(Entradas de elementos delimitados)

== == ==

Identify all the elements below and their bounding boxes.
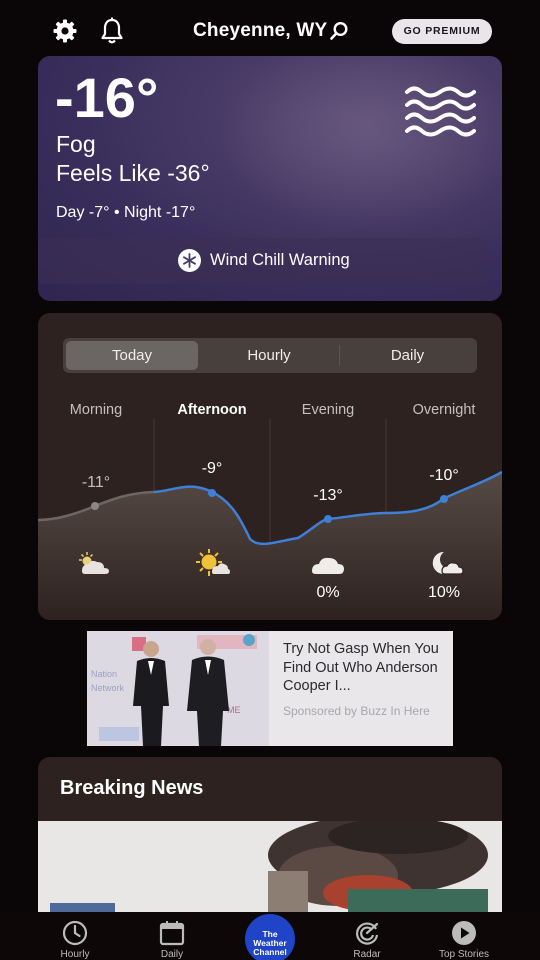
- current-condition: Fog: [56, 131, 96, 157]
- feels-like: Feels Like -36°: [56, 160, 210, 186]
- weather-channel-logo[interactable]: The Weather Channel: [245, 914, 295, 960]
- fog-icon: [405, 86, 476, 137]
- ad-sponsor: Sponsored by Buzz In Here: [283, 704, 430, 718]
- top-bar: Cheyenne, WY GO PREMIUM: [0, 0, 540, 58]
- tab-today[interactable]: Today: [66, 341, 198, 370]
- cloud-icon: [312, 557, 344, 574]
- nav-label: Radar: [353, 949, 381, 960]
- temp-overnight: -10°: [429, 467, 459, 484]
- snowflake-icon: [178, 249, 201, 272]
- point-afternoon: [208, 489, 216, 497]
- ad-photo-illustration: Nation Network ME: [87, 631, 269, 746]
- play-icon: [452, 921, 476, 945]
- tab-hourly[interactable]: Hourly: [201, 341, 337, 370]
- partly-cloudy-sun-icon: [79, 552, 109, 574]
- current-temperature: -16°: [55, 66, 159, 129]
- cloud-texture: [218, 56, 502, 236]
- ad-headline[interactable]: Try Not Gasp When You Find Out Who Ander…: [283, 640, 445, 696]
- go-premium-button[interactable]: GO PREMIUM: [392, 19, 492, 44]
- news-photo-illustration: [38, 821, 502, 917]
- precip-overnight: 10%: [427, 584, 461, 601]
- nav-hourly[interactable]: Hourly: [30, 920, 120, 960]
- news-section-title: Breaking News: [60, 777, 204, 799]
- current-conditions-card[interactable]: -16° Fog Feels Like -36° Day -7° • Night…: [38, 56, 502, 301]
- sun-cloud-icon: [196, 549, 230, 576]
- day-night-temps: Day -7° • Night -17°: [56, 204, 196, 221]
- temp-evening: -13°: [313, 487, 343, 504]
- alert-label: Wind Chill Warning: [210, 251, 350, 269]
- nav-radar[interactable]: Radar: [322, 920, 412, 960]
- temp-morning: -11°: [81, 474, 111, 491]
- tab-daily[interactable]: Daily: [341, 341, 474, 370]
- bell-icon[interactable]: [99, 17, 125, 45]
- bottom-nav: Hourly Daily The Weather Channel Radar T…: [0, 912, 540, 960]
- precip-evening: 0%: [316, 584, 340, 601]
- clock-icon: [62, 920, 88, 946]
- news-image[interactable]: [38, 821, 502, 917]
- breaking-news-card[interactable]: Breaking News: [38, 757, 502, 917]
- point-evening: [324, 515, 332, 523]
- weather-alert-banner[interactable]: Wind Chill Warning: [38, 238, 486, 284]
- nav-daily[interactable]: Daily: [127, 920, 217, 960]
- gear-icon[interactable]: [52, 18, 78, 44]
- location-label[interactable]: Cheyenne, WY: [193, 20, 327, 42]
- svg-text:ME: ME: [227, 705, 241, 715]
- svg-text:Network: Network: [91, 683, 125, 693]
- calendar-icon: [159, 921, 185, 946]
- svg-text:Nation: Nation: [91, 669, 117, 679]
- nav-label: Daily: [160, 949, 184, 960]
- tab-divider: [339, 345, 340, 366]
- ad-image: Nation Network ME: [87, 631, 269, 746]
- forecast-card: Today Hourly Daily Morning Afternoon Eve…: [38, 313, 502, 620]
- point-morning: [91, 502, 99, 510]
- nav-label: Top Stories: [438, 949, 490, 960]
- moon-cloud-icon: [432, 551, 464, 575]
- nav-label: Hourly: [60, 949, 90, 960]
- temp-afternoon: -9°: [201, 460, 223, 477]
- forecast-tabs: Today Hourly Daily: [63, 338, 477, 373]
- search-icon[interactable]: [329, 21, 349, 41]
- point-overnight: [440, 495, 448, 503]
- nav-top-stories[interactable]: Top Stories: [419, 920, 509, 960]
- sponsored-ad[interactable]: Nation Network ME Try Not Gasp When You F…: [87, 631, 453, 746]
- radar-icon: [356, 922, 379, 945]
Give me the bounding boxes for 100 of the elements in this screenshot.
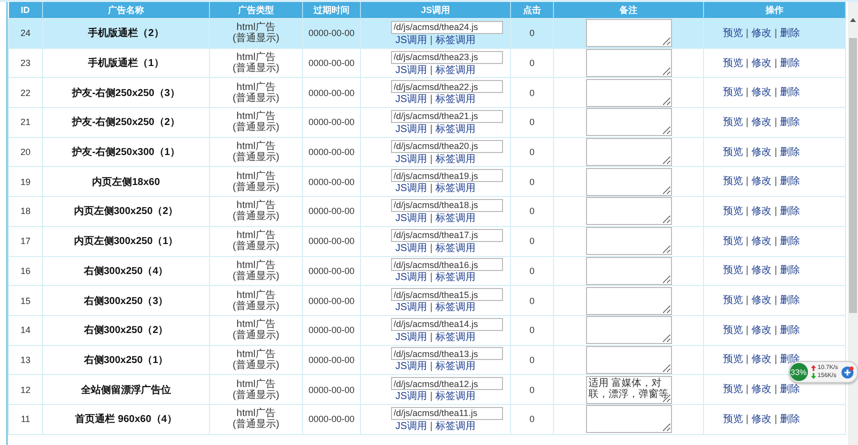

== == ==

▶ [DETALLES DEL PROBLEMA]
Reproduzca sin cambios el fragmento del material que comienza en la línea que contiene "- current-condition: Fog: [56, 131, 96, 157]" y termina en la línea que contiene "- tab-daily[interactable]: Daily: [341, 341, 474, 370]", ambas incluidas.

▶ [RESPUESTA]
- current-condition: Fog: [56, 131, 96, 157]
- feels-like: Feels Like -36°: [56, 160, 210, 186]
- weather-channel-logo[interactable]: The Weather Channel: [245, 914, 295, 960]
- fog-icon: [405, 86, 476, 137]
- ad-sponsor: Sponsored by Buzz In Here: [283, 704, 430, 718]
- top-bar: Cheyenne, WY GO PREMIUM: [0, 0, 540, 58]
- tab-today[interactable]: Today: [66, 341, 198, 370]
- cloud-icon: [312, 557, 344, 574]
- nav-label: Radar: [353, 949, 381, 960]
- temp-overnight: -10°: [429, 467, 459, 484]
- snowflake-icon: [178, 249, 201, 272]
- point-afternoon: [208, 489, 216, 497]
- ad-photo-illustration: Nation Network ME: [87, 631, 269, 746]
- play-icon: [452, 921, 476, 945]
- tab-hourly[interactable]: Hourly: [201, 341, 337, 370]
- partly-cloudy-sun-icon: [79, 552, 109, 574]
- current-temperature: -16°: [55, 66, 159, 129]
- cloud-texture: [218, 56, 502, 236]
- ad-headline[interactable]: Try Not Gasp When You Find Out Who Ander…: [283, 640, 445, 696]
- go-premium-button[interactable]: GO PREMIUM: [392, 19, 492, 44]
- news-photo-illustration: [38, 821, 502, 917]
- precip-overnight: 10%: [427, 584, 461, 601]
- nav-hourly[interactable]: Hourly: [30, 920, 120, 960]
- news-section-title: Breaking News: [60, 777, 204, 799]
- current-conditions-card[interactable]: -16° Fog Feels Like -36° Day -7° • Night…: [38, 56, 502, 301]
- sun-cloud-icon: [196, 549, 230, 576]
- day-night-temps: Day -7° • Night -17°: [56, 204, 196, 221]
- temp-evening: -13°: [313, 487, 343, 504]
- alert-label: Wind Chill Warning: [210, 251, 350, 269]
- nav-radar[interactable]: Radar: [322, 920, 412, 960]
- temp-morning: -11°: [81, 474, 111, 491]
- tab-daily[interactable]: Daily: [341, 341, 474, 370]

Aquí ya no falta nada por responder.